Figure data in JSON
________
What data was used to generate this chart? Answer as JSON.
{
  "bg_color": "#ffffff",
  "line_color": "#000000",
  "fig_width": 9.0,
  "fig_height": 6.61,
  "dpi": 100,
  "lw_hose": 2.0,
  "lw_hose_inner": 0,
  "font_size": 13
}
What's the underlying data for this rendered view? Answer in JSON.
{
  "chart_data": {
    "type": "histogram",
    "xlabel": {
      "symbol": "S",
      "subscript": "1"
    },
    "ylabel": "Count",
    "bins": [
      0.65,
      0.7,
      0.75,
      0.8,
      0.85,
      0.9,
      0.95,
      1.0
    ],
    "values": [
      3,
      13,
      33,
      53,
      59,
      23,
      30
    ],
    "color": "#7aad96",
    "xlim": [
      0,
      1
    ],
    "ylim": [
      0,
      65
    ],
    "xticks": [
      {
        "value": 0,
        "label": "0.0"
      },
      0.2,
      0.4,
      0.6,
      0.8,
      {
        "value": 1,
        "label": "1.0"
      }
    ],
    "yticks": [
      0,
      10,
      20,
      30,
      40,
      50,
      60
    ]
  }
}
________
Do this
Repeat all of the records above exactly as written.

Solution for this problem
What data was used to generate this chart? Answer as JSON.
{
  "bg_color": "#ffffff",
  "line_color": "#000000",
  "fig_width": 9.0,
  "fig_height": 6.61,
  "dpi": 100,
  "lw_hose": 2.0,
  "lw_hose_inner": 0,
  "font_size": 13
}
What's the underlying data for this rendered view? Answer in JSON.
{
  "chart_data": {
    "type": "histogram",
    "xlabel": {
      "symbol": "S",
      "subscript": "1"
    },
    "ylabel": "Count",
    "bins": [
      0.65,
      0.7,
      0.75,
      0.8,
      0.85,
      0.9,
      0.95,
      1.0
    ],
    "values": [
      3,
      13,
      33,
      53,
      59,
      23,
      30
    ],
    "color": "#7aad96",
    "xlim": [
      0,
      1
    ],
    "ylim": [
      0,
      65
    ],
    "xticks": [
      {
        "value": 0,
        "label": "0.0"
      },
      0.2,
      0.4,
      0.6,
      0.8,
      {
        "value": 1,
        "label": "1.0"
      }
    ],
    "yticks": [
      0,
      10,
      20,
      30,
      40,
      50,
      60
    ]
  }
}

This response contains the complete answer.